### TASK DIRECTIONS
Below are some entries; can you quote all of them exactly?

-- Start of RECORDS PROVIDED --

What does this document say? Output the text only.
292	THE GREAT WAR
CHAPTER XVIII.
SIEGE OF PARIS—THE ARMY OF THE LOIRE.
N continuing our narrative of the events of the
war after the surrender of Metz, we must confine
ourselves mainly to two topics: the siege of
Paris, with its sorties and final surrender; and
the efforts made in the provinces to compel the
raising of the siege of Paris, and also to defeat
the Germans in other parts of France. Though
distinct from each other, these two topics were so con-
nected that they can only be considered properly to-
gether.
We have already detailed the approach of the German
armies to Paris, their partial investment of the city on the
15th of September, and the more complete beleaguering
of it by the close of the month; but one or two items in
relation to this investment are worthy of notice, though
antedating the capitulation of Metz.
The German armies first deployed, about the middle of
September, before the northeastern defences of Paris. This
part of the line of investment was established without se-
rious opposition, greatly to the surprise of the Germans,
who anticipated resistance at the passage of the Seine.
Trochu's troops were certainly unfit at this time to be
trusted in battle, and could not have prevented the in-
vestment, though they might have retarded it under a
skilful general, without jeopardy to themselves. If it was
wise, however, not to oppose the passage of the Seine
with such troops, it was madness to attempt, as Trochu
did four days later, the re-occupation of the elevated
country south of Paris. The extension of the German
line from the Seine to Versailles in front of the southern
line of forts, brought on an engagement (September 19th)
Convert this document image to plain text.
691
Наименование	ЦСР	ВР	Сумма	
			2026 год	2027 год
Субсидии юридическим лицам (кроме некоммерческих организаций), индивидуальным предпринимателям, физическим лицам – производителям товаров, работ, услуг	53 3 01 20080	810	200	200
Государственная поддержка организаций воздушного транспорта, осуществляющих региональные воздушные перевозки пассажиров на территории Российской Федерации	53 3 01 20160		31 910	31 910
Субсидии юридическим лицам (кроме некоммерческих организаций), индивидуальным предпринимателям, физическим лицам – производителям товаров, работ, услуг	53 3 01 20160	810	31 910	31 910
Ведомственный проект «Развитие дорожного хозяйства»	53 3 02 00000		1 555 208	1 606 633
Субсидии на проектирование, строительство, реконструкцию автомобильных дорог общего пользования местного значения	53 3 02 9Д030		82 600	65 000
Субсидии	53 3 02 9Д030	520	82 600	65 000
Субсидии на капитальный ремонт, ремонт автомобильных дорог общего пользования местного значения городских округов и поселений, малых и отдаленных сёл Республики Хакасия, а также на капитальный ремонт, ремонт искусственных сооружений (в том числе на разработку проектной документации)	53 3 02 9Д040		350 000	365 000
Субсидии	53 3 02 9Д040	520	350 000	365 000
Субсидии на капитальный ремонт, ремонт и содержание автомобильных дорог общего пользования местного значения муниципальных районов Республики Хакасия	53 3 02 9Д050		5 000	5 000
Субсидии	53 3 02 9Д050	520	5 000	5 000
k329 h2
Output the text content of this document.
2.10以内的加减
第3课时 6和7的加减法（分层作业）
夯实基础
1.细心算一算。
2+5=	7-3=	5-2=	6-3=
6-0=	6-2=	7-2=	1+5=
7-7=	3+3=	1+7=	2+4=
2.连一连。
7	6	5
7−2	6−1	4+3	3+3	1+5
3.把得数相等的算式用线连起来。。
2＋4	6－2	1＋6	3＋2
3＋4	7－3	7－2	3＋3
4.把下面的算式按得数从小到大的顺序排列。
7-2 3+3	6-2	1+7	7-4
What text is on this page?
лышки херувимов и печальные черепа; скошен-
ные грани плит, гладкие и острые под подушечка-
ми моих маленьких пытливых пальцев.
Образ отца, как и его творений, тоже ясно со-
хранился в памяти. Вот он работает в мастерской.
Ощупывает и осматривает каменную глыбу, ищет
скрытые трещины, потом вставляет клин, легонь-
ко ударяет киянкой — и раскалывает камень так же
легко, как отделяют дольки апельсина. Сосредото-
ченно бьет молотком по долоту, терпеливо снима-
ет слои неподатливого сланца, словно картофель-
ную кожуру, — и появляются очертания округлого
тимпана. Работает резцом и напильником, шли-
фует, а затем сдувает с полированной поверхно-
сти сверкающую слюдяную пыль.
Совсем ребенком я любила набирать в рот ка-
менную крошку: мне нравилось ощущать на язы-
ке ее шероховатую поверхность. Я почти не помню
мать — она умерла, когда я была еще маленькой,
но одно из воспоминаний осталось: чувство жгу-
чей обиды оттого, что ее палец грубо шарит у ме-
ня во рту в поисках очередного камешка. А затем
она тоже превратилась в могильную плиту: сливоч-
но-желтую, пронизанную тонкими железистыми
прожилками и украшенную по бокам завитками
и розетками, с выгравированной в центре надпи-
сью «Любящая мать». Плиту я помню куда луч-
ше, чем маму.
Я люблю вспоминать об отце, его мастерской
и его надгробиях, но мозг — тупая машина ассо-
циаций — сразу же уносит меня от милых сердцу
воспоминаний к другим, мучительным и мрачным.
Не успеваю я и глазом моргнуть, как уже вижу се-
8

-- End of RECORDS PROVIDED --

### EXERCISE RESPONSE
What does this document say? Output the text only.
292	THE GREAT WAR
CHAPTER XVIII.
SIEGE OF PARIS—THE ARMY OF THE LOIRE.
N continuing our narrative of the events of the
war after the surrender of Metz, we must confine
ourselves mainly to two topics: the siege of
Paris, with its sorties and final surrender; and
the efforts made in the provinces to compel the
raising of the siege of Paris, and also to defeat
the Germans in other parts of France. Though
distinct from each other, these two topics were so con-
nected that they can only be considered properly to-
gether.
We have already detailed the approach of the German
armies to Paris, their partial investment of the city on the
15th of September, and the more complete beleaguering
of it by the close of the month; but one or two items in
relation to this investment are worthy of notice, though
antedating the capitulation of Metz.
The German armies first deployed, about the middle of
September, before the northeastern defences of Paris. This
part of the line of investment was established without se-
rious opposition, greatly to the surprise of the Germans,
who anticipated resistance at the passage of the Seine.
Trochu's troops were certainly unfit at this time to be
trusted in battle, and could not have prevented the in-
vestment, though they might have retarded it under a
skilful general, without jeopardy to themselves. If it was
wise, however, not to oppose the passage of the Seine
with such troops, it was madness to attempt, as Trochu
did four days later, the re-occupation of the elevated
country south of Paris. The extension of the German
line from the Seine to Versailles in front of the southern
line of forts, brought on an engagement (September 19th)
Convert this document image to plain text.
691
Наименование	ЦСР	ВР	Сумма	
			2026 год	2027 год
Субсидии юридическим лицам (кроме некоммерческих организаций), индивидуальным предпринимателям, физическим лицам – производителям товаров, работ, услуг	53 3 01 20080	810	200	200
Государственная поддержка организаций воздушного транспорта, осуществляющих региональные воздушные перевозки пассажиров на территории Российской Федерации	53 3 01 20160		31 910	31 910
Субсидии юридическим лицам (кроме некоммерческих организаций), индивидуальным предпринимателям, физическим лицам – производителям товаров, работ, услуг	53 3 01 20160	810	31 910	31 910
Ведомственный проект «Развитие дорожного хозяйства»	53 3 02 00000		1 555 208	1 606 633
Субсидии на проектирование, строительство, реконструкцию автомобильных дорог общего пользования местного значения	53 3 02 9Д030		82 600	65 000
Субсидии	53 3 02 9Д030	520	82 600	65 000
Субсидии на капитальный ремонт, ремонт автомобильных дорог общего пользования местного значения городских округов и поселений, малых и отдаленных сёл Республики Хакасия, а также на капитальный ремонт, ремонт искусственных сооружений (в том числе на разработку проектной документации)	53 3 02 9Д040		350 000	365 000
Субсидии	53 3 02 9Д040	520	350 000	365 000
Субсидии на капитальный ремонт, ремонт и содержание автомобильных дорог общего пользования местного значения муниципальных районов Республики Хакасия	53 3 02 9Д050		5 000	5 000
Субсидии	53 3 02 9Д050	520	5 000	5 000
k329 h2
Output the text content of this document.
2.10以内的加减
第3课时 6和7的加减法（分层作业）
夯实基础
1.细心算一算。
2+5=	7-3=	5-2=	6-3=
6-0=	6-2=	7-2=	1+5=
7-7=	3+3=	1+7=	2+4=
2.连一连。
7	6	5
7−2	6−1	4+3	3+3	1+5
3.把得数相等的算式用线连起来。。
2＋4	6－2	1＋6	3＋2
3＋4	7－3	7－2	3＋3
4.把下面的算式按得数从小到大的顺序排列。
7-2 3+3	6-2	1+7	7-4
What text is on this page?
лышки херувимов и печальные черепа; скошен-
ные грани плит, гладкие и острые под подушечка-
ми моих маленьких пытливых пальцев.
Образ отца, как и его творений, тоже ясно со-
хранился в памяти. Вот он работает в мастерской.
Ощупывает и осматривает каменную глыбу, ищет
скрытые трещины, потом вставляет клин, легонь-
ко ударяет киянкой — и раскалывает камень так же
легко, как отделяют дольки апельсина. Сосредото-
ченно бьет молотком по долоту, терпеливо снима-
ет слои неподатливого сланца, словно картофель-
ную кожуру, — и появляются очертания округлого
тимпана. Работает резцом и напильником, шли-
фует, а затем сдувает с полированной поверхно-
сти сверкающую слюдяную пыль.
Совсем ребенком я любила набирать в рот ка-
менную крошку: мне нравилось ощущать на язы-
ке ее шероховатую поверхность. Я почти не помню
мать — она умерла, когда я была еще маленькой,
но одно из воспоминаний осталось: чувство жгу-
чей обиды оттого, что ее палец грубо шарит у ме-
ня во рту в поисках очередного камешка. А затем
она тоже превратилась в могильную плиту: сливоч-
но-желтую, пронизанную тонкими железистыми
прожилками и украшенную по бокам завитками
и розетками, с выгравированной в центре надпи-
сью «Любящая мать». Плиту я помню куда луч-
ше, чем маму.
Я люблю вспоминать об отце, его мастерской
и его надгробиях, но мозг — тупая машина ассо-
циаций — сразу же уносит меня от милых сердцу
воспоминаний к другим, мучительным и мрачным.
Не успеваю я и глазом моргнуть, как уже вижу се-
8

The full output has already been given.